Using the data below, repeat all of it precisely.

⁂

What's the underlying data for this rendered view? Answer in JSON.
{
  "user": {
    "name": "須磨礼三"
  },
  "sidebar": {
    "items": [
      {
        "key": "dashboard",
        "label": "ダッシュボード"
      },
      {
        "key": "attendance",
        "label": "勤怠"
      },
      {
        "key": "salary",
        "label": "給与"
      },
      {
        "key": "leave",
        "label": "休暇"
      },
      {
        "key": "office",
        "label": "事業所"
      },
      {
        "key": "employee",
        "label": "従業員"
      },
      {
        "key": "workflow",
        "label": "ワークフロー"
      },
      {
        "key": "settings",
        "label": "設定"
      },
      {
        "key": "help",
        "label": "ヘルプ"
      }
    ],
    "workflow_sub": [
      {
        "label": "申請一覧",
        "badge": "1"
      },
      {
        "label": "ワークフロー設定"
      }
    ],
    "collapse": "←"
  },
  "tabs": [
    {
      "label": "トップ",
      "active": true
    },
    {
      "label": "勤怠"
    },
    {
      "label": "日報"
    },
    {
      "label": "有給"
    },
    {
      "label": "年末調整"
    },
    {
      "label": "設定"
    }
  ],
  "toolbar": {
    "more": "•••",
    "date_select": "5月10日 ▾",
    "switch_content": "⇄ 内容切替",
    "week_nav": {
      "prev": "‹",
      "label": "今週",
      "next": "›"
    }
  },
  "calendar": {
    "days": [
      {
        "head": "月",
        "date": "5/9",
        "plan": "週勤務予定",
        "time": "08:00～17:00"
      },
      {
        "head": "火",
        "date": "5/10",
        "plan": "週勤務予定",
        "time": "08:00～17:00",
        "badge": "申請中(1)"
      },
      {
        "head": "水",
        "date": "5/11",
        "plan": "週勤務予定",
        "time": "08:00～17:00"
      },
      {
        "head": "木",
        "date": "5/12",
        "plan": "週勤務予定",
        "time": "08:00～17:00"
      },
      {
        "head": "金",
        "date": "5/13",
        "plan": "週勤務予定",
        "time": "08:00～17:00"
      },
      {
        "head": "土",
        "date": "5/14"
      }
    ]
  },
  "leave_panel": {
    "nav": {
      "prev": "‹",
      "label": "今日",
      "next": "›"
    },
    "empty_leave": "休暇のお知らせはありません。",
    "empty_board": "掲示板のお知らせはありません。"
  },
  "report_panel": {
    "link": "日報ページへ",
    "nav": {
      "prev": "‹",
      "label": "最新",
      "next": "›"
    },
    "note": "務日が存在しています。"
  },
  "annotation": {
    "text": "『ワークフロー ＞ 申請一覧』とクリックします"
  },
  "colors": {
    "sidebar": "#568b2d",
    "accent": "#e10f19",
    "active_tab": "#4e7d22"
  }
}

⁂

**Reply**
What's the underlying data for this rendered view? Answer in JSON.
{
  "user": {
    "name": "須磨礼三"
  },
  "sidebar": {
    "items": [
      {
        "key": "dashboard",
        "label": "ダッシュボード"
      },
      {
        "key": "attendance",
        "label": "勤怠"
      },
      {
        "key": "salary",
        "label": "給与"
      },
      {
        "key": "leave",
        "label": "休暇"
      },
      {
        "key": "office",
        "label": "事業所"
      },
      {
        "key": "employee",
        "label": "従業員"
      },
      {
        "key": "workflow",
        "label": "ワークフロー"
      },
      {
        "key": "settings",
        "label": "設定"
      },
      {
        "key": "help",
        "label": "ヘルプ"
      }
    ],
    "workflow_sub": [
      {
        "label": "申請一覧",
        "badge": "1"
      },
      {
        "label": "ワークフロー設定"
      }
    ],
    "collapse": "←"
  },
  "tabs": [
    {
      "label": "トップ",
      "active": true
    },
    {
      "label": "勤怠"
    },
    {
      "label": "日報"
    },
    {
      "label": "有給"
    },
    {
      "label": "年末調整"
    },
    {
      "label": "設定"
    }
  ],
  "toolbar": {
    "more": "•••",
    "date_select": "5月10日 ▾",
    "switch_content": "⇄ 内容切替",
    "week_nav": {
      "prev": "‹",
      "label": "今週",
      "next": "›"
    }
  },
  "calendar": {
    "days": [
      {
        "head": "月",
        "date": "5/9",
        "plan": "週勤務予定",
        "time": "08:00～17:00"
      },
      {
        "head": "火",
        "date": "5/10",
        "plan": "週勤務予定",
        "time": "08:00～17:00",
        "badge": "申請中(1)"
      },
      {
        "head": "水",
        "date": "5/11",
        "plan": "週勤務予定",
        "time": "08:00～17:00"
      },
      {
        "head": "木",
        "date": "5/12",
        "plan": "週勤務予定",
        "time": "08:00～17:00"
      },
      {
        "head": "金",
        "date": "5/13",
        "plan": "週勤務予定",
        "time": "08:00～17:00"
      },
      {
        "head": "土",
        "date": "5/14"
      }
    ]
  },
  "leave_panel": {
    "nav": {
      "prev": "‹",
      "label": "今日",
      "next": "›"
    },
    "empty_leave": "休暇のお知らせはありません。",
    "empty_board": "掲示板のお知らせはありません。"
  },
  "report_panel": {
    "link": "日報ページへ",
    "nav": {
      "prev": "‹",
      "label": "最新",
      "next": "›"
    },
    "note": "務日が存在しています。"
  },
  "annotation": {
    "text": "『ワークフロー ＞ 申請一覧』とクリックします"
  },
  "colors": {
    "sidebar": "#568b2d",
    "accent": "#e10f19",
    "active_tab": "#4e7d22"
  }
}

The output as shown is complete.